▶ _WHAT IS REQUIRED_: Copy the data that follows exactly. Include no pictures.
— Begin —
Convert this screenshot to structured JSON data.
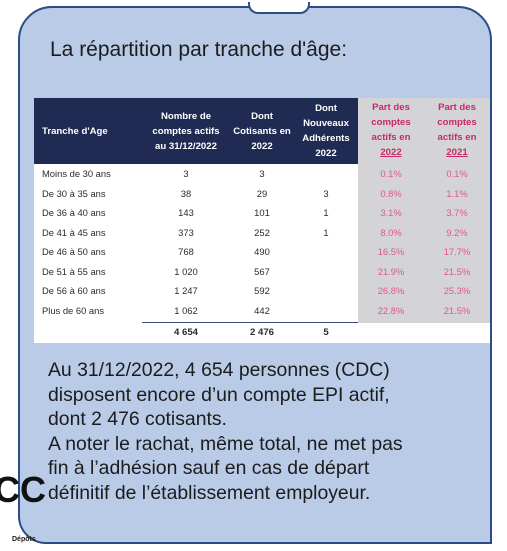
{
  "title": "La répartition par tranche d'âge:",
  "table": {
    "headers": {
      "tranche": "Tranche d'Age",
      "nombre": [
        "Nombre de",
        "comptes actifs",
        "au 31/12/2022"
      ],
      "cotisants": [
        "Dont",
        "Cotisants en",
        "2022"
      ],
      "nouveaux": [
        "Dont",
        "Nouveaux",
        "Adhérents",
        "2022"
      ],
      "part2022": [
        "Part des",
        "comptes",
        "actifs en",
        "2022"
      ],
      "part2021": [
        "Part des",
        "comptes",
        "actifs en",
        "2021"
      ]
    },
    "rows": [
      {
        "tranche": "Moins de 30 ans",
        "nombre": "3",
        "cotisants": "3",
        "nouveaux": "",
        "part2022": "0.1%",
        "part2021": "0.1%"
      },
      {
        "tranche": "De 30 à 35 ans",
        "nombre": "38",
        "cotisants": "29",
        "nouveaux": "3",
        "part2022": "0.8%",
        "part2021": "1.1%"
      },
      {
        "tranche": "De 36 à 40 ans",
        "nombre": "143",
        "cotisants": "101",
        "nouveaux": "1",
        "part2022": "3.1%",
        "part2021": "3.7%"
      },
      {
        "tranche": "De 41 à 45 ans",
        "nombre": "373",
        "cotisants": "252",
        "nouveaux": "1",
        "part2022": "8.0%",
        "part2021": "9.2%"
      },
      {
        "tranche": "De 46 à 50 ans",
        "nombre": "768",
        "cotisants": "490",
        "nouveaux": "",
        "part2022": "16.5%",
        "part2021": "17.7%"
      },
      {
        "tranche": "De 51 à 55 ans",
        "nombre": "1 020",
        "cotisants": "567",
        "nouveaux": "",
        "part2022": "21.9%",
        "part2021": "21.5%"
      },
      {
        "tranche": "De 56 à 60 ans",
        "nombre": "1 247",
        "cotisants": "592",
        "nouveaux": "",
        "part2022": "26.8%",
        "part2021": "25.3%"
      },
      {
        "tranche": "Plus de 60 ans",
        "nombre": "1 062",
        "cotisants": "442",
        "nouveaux": "",
        "part2022": "22.8%",
        "part2021": "21.5%"
      }
    ],
    "totals": {
      "nombre": "4 654",
      "cotisants": "2 476",
      "nouveaux": "5"
    }
  },
  "body": [
    "Au 31/12/2022, 4 654 personnes (CDC)",
    "disposent encore d’un compte EPI actif,",
    "dont 2 476 cotisants.",
    "A noter le rachat, même total, ne met pas",
    "fin à l’adhésion sauf en cas de départ",
    "définitif de l’établissement employeur."
  ],
  "logo": {
    "letters": "CC",
    "word": "Dépôts"
  },
  "colors": {
    "header_bg": "#1f2b52",
    "card_bg": "#b9cbe6",
    "card_border": "#2b4c86",
    "share_text": "#e0578c"
  }
}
— End —
▶ _WRITTEN RESPONSE_:
Convert this screenshot to structured JSON data.
{
  "title": "La répartition par tranche d'âge:",
  "table": {
    "headers": {
      "tranche": "Tranche d'Age",
      "nombre": [
        "Nombre de",
        "comptes actifs",
        "au 31/12/2022"
      ],
      "cotisants": [
        "Dont",
        "Cotisants en",
        "2022"
      ],
      "nouveaux": [
        "Dont",
        "Nouveaux",
        "Adhérents",
        "2022"
      ],
      "part2022": [
        "Part des",
        "comptes",
        "actifs en",
        "2022"
      ],
      "part2021": [
        "Part des",
        "comptes",
        "actifs en",
        "2021"
      ]
    },
    "rows": [
      {
        "tranche": "Moins de 30 ans",
        "nombre": "3",
        "cotisants": "3",
        "nouveaux": "",
        "part2022": "0.1%",
        "part2021": "0.1%"
      },
      {
        "tranche": "De 30 à 35 ans",
        "nombre": "38",
        "cotisants": "29",
        "nouveaux": "3",
        "part2022": "0.8%",
        "part2021": "1.1%"
      },
      {
        "tranche": "De 36 à 40 ans",
        "nombre": "143",
        "cotisants": "101",
        "nouveaux": "1",
        "part2022": "3.1%",
        "part2021": "3.7%"
      },
      {
        "tranche": "De 41 à 45 ans",
        "nombre": "373",
        "cotisants": "252",
        "nouveaux": "1",
        "part2022": "8.0%",
        "part2021": "9.2%"
      },
      {
        "tranche": "De 46 à 50 ans",
        "nombre": "768",
        "cotisants": "490",
        "nouveaux": "",
        "part2022": "16.5%",
        "part2021": "17.7%"
      },
      {
        "tranche": "De 51 à 55 ans",
        "nombre": "1 020",
        "cotisants": "567",
        "nouveaux": "",
        "part2022": "21.9%",
        "part2021": "21.5%"
      },
      {
        "tranche": "De 56 à 60 ans",
        "nombre": "1 247",
        "cotisants": "592",
        "nouveaux": "",
        "part2022": "26.8%",
        "part2021": "25.3%"
      },
      {
        "tranche": "Plus de 60 ans",
        "nombre": "1 062",
        "cotisants": "442",
        "nouveaux": "",
        "part2022": "22.8%",
        "part2021": "21.5%"
      }
    ],
    "totals": {
      "nombre": "4 654",
      "cotisants": "2 476",
      "nouveaux": "5"
    }
  },
  "body": [
    "Au 31/12/2022, 4 654 personnes (CDC)",
    "disposent encore d’un compte EPI actif,",
    "dont 2 476 cotisants.",
    "A noter le rachat, même total, ne met pas",
    "fin à l’adhésion sauf en cas de départ",
    "définitif de l’établissement employeur."
  ],
  "logo": {
    "letters": "CC",
    "word": "Dépôts"
  },
  "colors": {
    "header_bg": "#1f2b52",
    "card_bg": "#b9cbe6",
    "card_border": "#2b4c86",
    "share_text": "#e0578c"
  }
}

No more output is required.